━━━ SELECTED EXTRACT
News Breakthrough Allows for Mass Production of 25 Exabyte 2-Inch Diamond Wafers

gggplaya

Distinguished
No mention of long term storage? Can this be used to archive data? Companies want a good way to store their data for hundreds of years, current long term media is very limited in storage capacity.
 

Giroro

Distinguished
Jan 22, 2015
1,159
581
20,190
13
Why does Quantum computing need so much storage?
Is Quantum storage different than regular storage?
Can this technology be used for regular computer storage?
What is the storage density/capacity of a silicon wafer of this size?
What kind of storage is this? ReWritable? WORM?
 

jkflipflop98

Distinguished
Feb 3, 2006
1,858
319
20,170
3
A couple of my engineers were messing around a while back with a atomic layer deposition tool in the factory and they managed to make a massive 12 inch diamond that was atomically perfect.
 

hermitboy

Distinguished
Feb 11, 2013
9
1
18,515
0
The difference between 2 inches and 55mm is quite significant. Which is it?
The difference comes from the fact that the previous versions could only be 4mm - the 2" listed is said to be 55mm

So the comparison is between 4mm and 55mm, not 2" and 55mm (which is functionally equal)
 
Why does Quantum computing need so much storage?
Is Quantum storage different than regular storage?
Can this technology be used for regular computer storage?
━━━━━━
[SHORT TASK]: Extend the forum discussion about mass-produced 2-inch diamond storage wafers, picking up right after its final line.
━━━ INFORMATION SUPPLIED
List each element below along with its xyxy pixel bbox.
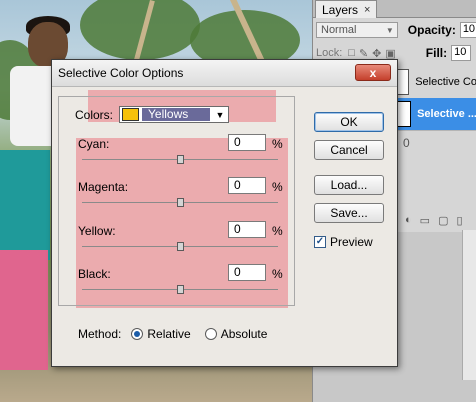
percent-unit: % <box>272 180 283 194</box>
layers-bottom-toolbar: ◐ ▭ ▢ ▯ <box>405 212 476 228</box>
lock-label: Lock: <box>316 47 343 59</box>
close-icon[interactable]: × <box>364 4 370 16</box>
fill-label: Fill: <box>425 46 448 60</box>
dialog-titlebar[interactable]: Selective Color Options x <box>52 60 397 87</box>
slider-thumb[interactable] <box>177 242 184 251</box>
opacity-label: Opacity: <box>407 23 456 37</box>
fill-input[interactable]: 10 <box>451 45 472 61</box>
chevron-down-icon: ▼ <box>215 109 225 120</box>
blend-mode-value: Normal <box>321 24 357 36</box>
colors-select[interactable]: Yellows ▼ <box>119 106 230 123</box>
chevron-down-icon: ▼ <box>385 26 394 35</box>
layers-scrollbar[interactable] <box>462 230 476 380</box>
blend-row: Normal ▼ Opacity: 10 <box>316 21 476 39</box>
relative-label[interactable]: Relative <box>147 327 190 341</box>
yellow-input[interactable]: 0 <box>228 221 266 238</box>
selective-color-dialog: Selective Color Options x Colors: Yellow… <box>51 59 398 367</box>
delete-layer-icon[interactable]: ▯ <box>456 214 462 227</box>
relative-radio[interactable] <box>131 328 144 340</box>
lock-icons: □ ✎ ✥ ▣ <box>348 47 396 60</box>
tab-layers-label: Layers <box>322 2 359 17</box>
new-layer-icon[interactable]: ▢ <box>438 214 448 227</box>
adjustment-layer-icon[interactable]: ◐ <box>405 214 412 226</box>
layers-tabbar: Layers × <box>313 0 476 18</box>
preview-checkbox[interactable]: ✓ <box>314 236 326 248</box>
slider-thumb[interactable] <box>177 155 184 164</box>
cyan-input[interactable]: 0 <box>228 134 266 151</box>
save-button[interactable]: Save... <box>314 203 384 223</box>
slider-label: Magenta: <box>78 180 129 194</box>
layer-name: Selective Co <box>415 76 476 88</box>
colors-label: Colors: <box>75 107 114 122</box>
lock-brush-icon[interactable]: ✎ <box>359 47 368 60</box>
blend-mode-select[interactable]: Normal ▼ <box>316 22 398 38</box>
dialog-title: Selective Color Options <box>58 66 184 80</box>
new-group-icon[interactable]: ▭ <box>420 214 430 227</box>
opacity-input[interactable]: 10 <box>459 22 476 38</box>
person-dress <box>0 150 50 260</box>
slider-thumb[interactable] <box>177 198 184 207</box>
lock-transparency-icon[interactable]: □ <box>348 47 355 60</box>
percent-unit: % <box>272 267 283 281</box>
lock-move-icon[interactable]: ✥ <box>372 47 381 60</box>
slider-label: Yellow: <box>78 224 116 238</box>
radio-selected-dot <box>134 331 141 337</box>
method-label: Method: <box>78 327 122 341</box>
yellow-slider-row: Yellow: 0 % <box>78 221 298 266</box>
color-swatch <box>122 108 140 121</box>
layer-name: Selective ... <box>417 108 476 120</box>
ok-button[interactable]: OK <box>314 112 384 132</box>
percent-unit: % <box>272 137 283 151</box>
black-slider-row: Black: 0 % <box>78 264 298 309</box>
tab-layers[interactable]: Layers × <box>315 0 378 18</box>
slider-label: Cyan: <box>78 137 110 151</box>
lock-all-icon[interactable]: ▣ <box>385 47 395 60</box>
percent-unit: % <box>272 224 283 238</box>
method-row: Method: Relative Absolute <box>78 327 281 341</box>
person-skirt <box>0 250 48 370</box>
colors-row: Colors: Yellows ▼ <box>75 106 230 123</box>
close-button[interactable]: x <box>355 64 391 81</box>
absolute-label[interactable]: Absolute <box>221 327 268 341</box>
panel-value: 0 <box>403 136 410 150</box>
slider-thumb[interactable] <box>177 285 184 294</box>
magenta-slider-row: Magenta: 0 % <box>78 177 298 222</box>
magenta-input[interactable]: 0 <box>228 177 266 194</box>
preview-row: ✓ Preview <box>314 235 373 249</box>
cancel-button[interactable]: Cancel <box>314 140 384 160</box>
cyan-slider-row: Cyan: 0 % <box>78 134 298 179</box>
black-input[interactable]: 0 <box>228 264 266 281</box>
slider-label: Black: <box>78 267 111 281</box>
preview-label[interactable]: Preview <box>330 235 373 249</box>
absolute-radio[interactable] <box>204 328 217 340</box>
colors-select-value: Yellows <box>142 108 211 121</box>
load-button[interactable]: Load... <box>314 175 384 195</box>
━━━━━━
[RESULT FOR THIS EXERCISE]:
What is the storage density/capacity of a silicon wafer of this size?
What kind of storage is this? ReWritable? WORM?
Probably because of the amount of data it can process in time. You will need a huge chunk of storage to feed new data to the quantum processor.

But Im not expert, so perhaps someone else can share more accurate info/explanation.
 

hermitboy

Distinguished
Feb 11, 2013
9
1
18,515
0
It's a near 10% difference. In no situation is that functionally equal in engineering terms.
Okay, my bad - I wasn't reading this from an engineering perspective. I don't deal in conversions very often so I took the provided conversion at face value. (blame me for assuming the article got it correct and thought that 2" = ~55mm.... not realizing the 2" = 50.8mm...)

So... did they just dumb it down to much for those like me, where the old attempts were ~55mm, and figured most people would be fine reading 2" instead of 2.17" ?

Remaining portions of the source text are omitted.